[Records from a data source]

-=-=-=-=-

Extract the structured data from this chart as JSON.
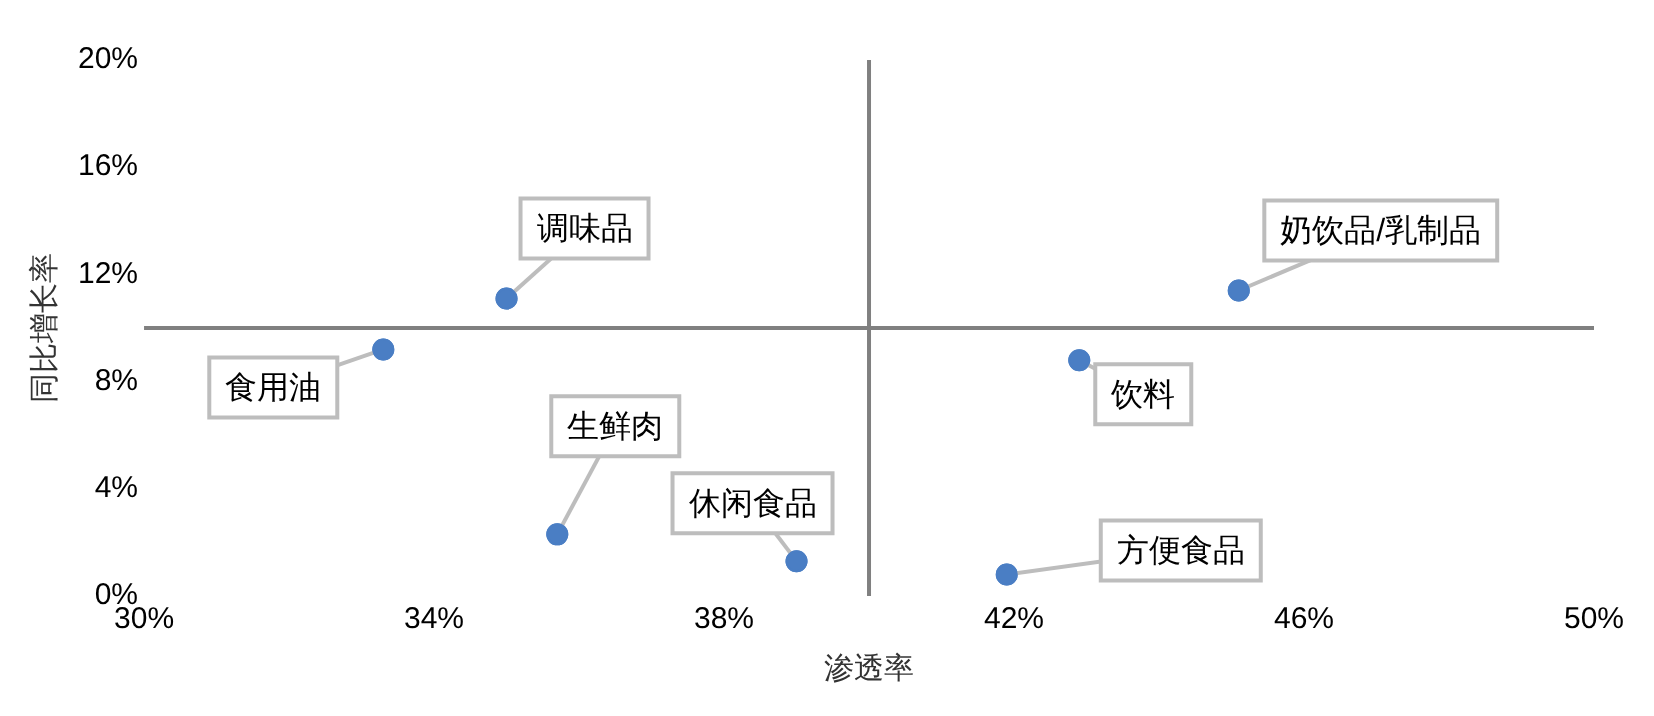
{
  "chart_data": {
    "type": "scatter",
    "xlabel": "渗透率",
    "ylabel": "同比增长率",
    "xlim": [
      30,
      50
    ],
    "xticks": [
      {
        "value": 30,
        "label": "30%"
      },
      {
        "value": 34,
        "label": "34%"
      },
      {
        "value": 38,
        "label": "38%"
      },
      {
        "value": 42,
        "label": "42%"
      },
      {
        "value": 46,
        "label": "46%"
      },
      {
        "value": 50,
        "label": "50%"
      }
    ],
    "ylim": [
      0,
      20
    ],
    "yticks": [
      {
        "value": 0,
        "label": "0%"
      },
      {
        "value": 4,
        "label": "4%"
      },
      {
        "value": 8,
        "label": "8%"
      },
      {
        "value": 12,
        "label": "12%"
      },
      {
        "value": 16,
        "label": "16%"
      },
      {
        "value": 20,
        "label": "20%"
      }
    ],
    "series": [
      {
        "color": "#4a7ec4",
        "x": [
          33.3,
          35.0,
          35.7,
          39.0,
          41.9,
          42.9,
          45.1
        ],
        "values": [
          9.2,
          11.1,
          2.3,
          1.3,
          0.8,
          8.8,
          11.4
        ]
      }
    ],
    "annotations": [
      {
        "text": "食用油",
        "x": 33.3,
        "y": 9.2
      },
      {
        "text": "调味品",
        "x": 35.0,
        "y": 11.1
      },
      {
        "text": "生鲜肉",
        "x": 35.7,
        "y": 2.3
      },
      {
        "text": "休闲食品",
        "x": 39.0,
        "y": 1.3
      },
      {
        "text": "方便食品",
        "x": 41.9,
        "y": 0.8
      },
      {
        "text": "饮料",
        "x": 42.9,
        "y": 8.8
      },
      {
        "text": "奶饮品/乳制品",
        "x": 45.1,
        "y": 11.4
      }
    ],
    "ref_lines": [
      {
        "axis": "x",
        "value": 40,
        "color": "#808080"
      },
      {
        "axis": "y",
        "value": 10,
        "color": "#808080"
      }
    ],
    "marker": "circle",
    "grid": false,
    "legend": false
  }
}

-=-=-=-=-

▶ _What you have to do_
All the lines above are to be reproduced exactly, except the pictures.

▶ _The completed task_
Extract the structured data from this chart as JSON.
{
  "chart_data": {
    "type": "scatter",
    "xlabel": "渗透率",
    "ylabel": "同比增长率",
    "xlim": [
      30,
      50
    ],
    "xticks": [
      {
        "value": 30,
        "label": "30%"
      },
      {
        "value": 34,
        "label": "34%"
      },
      {
        "value": 38,
        "label": "38%"
      },
      {
        "value": 42,
        "label": "42%"
      },
      {
        "value": 46,
        "label": "46%"
      },
      {
        "value": 50,
        "label": "50%"
      }
    ],
    "ylim": [
      0,
      20
    ],
    "yticks": [
      {
        "value": 0,
        "label": "0%"
      },
      {
        "value": 4,
        "label": "4%"
      },
      {
        "value": 8,
        "label": "8%"
      },
      {
        "value": 12,
        "label": "12%"
      },
      {
        "value": 16,
        "label": "16%"
      },
      {
        "value": 20,
        "label": "20%"
      }
    ],
    "series": [
      {
        "color": "#4a7ec4",
        "x": [
          33.3,
          35.0,
          35.7,
          39.0,
          41.9,
          42.9,
          45.1
        ],
        "values": [
          9.2,
          11.1,
          2.3,
          1.3,
          0.8,
          8.8,
          11.4
        ]
      }
    ],
    "annotations": [
      {
        "text": "食用油",
        "x": 33.3,
        "y": 9.2
      },
      {
        "text": "调味品",
        "x": 35.0,
        "y": 11.1
      },
      {
        "text": "生鲜肉",
        "x": 35.7,
        "y": 2.3
      },
      {
        "text": "休闲食品",
        "x": 39.0,
        "y": 1.3
      },
      {
        "text": "方便食品",
        "x": 41.9,
        "y": 0.8
      },
      {
        "text": "饮料",
        "x": 42.9,
        "y": 8.8
      },
      {
        "text": "奶饮品/乳制品",
        "x": 45.1,
        "y": 11.4
      }
    ],
    "ref_lines": [
      {
        "axis": "x",
        "value": 40,
        "color": "#808080"
      },
      {
        "axis": "y",
        "value": 10,
        "color": "#808080"
      }
    ],
    "marker": "circle",
    "grid": false,
    "legend": false
  }
}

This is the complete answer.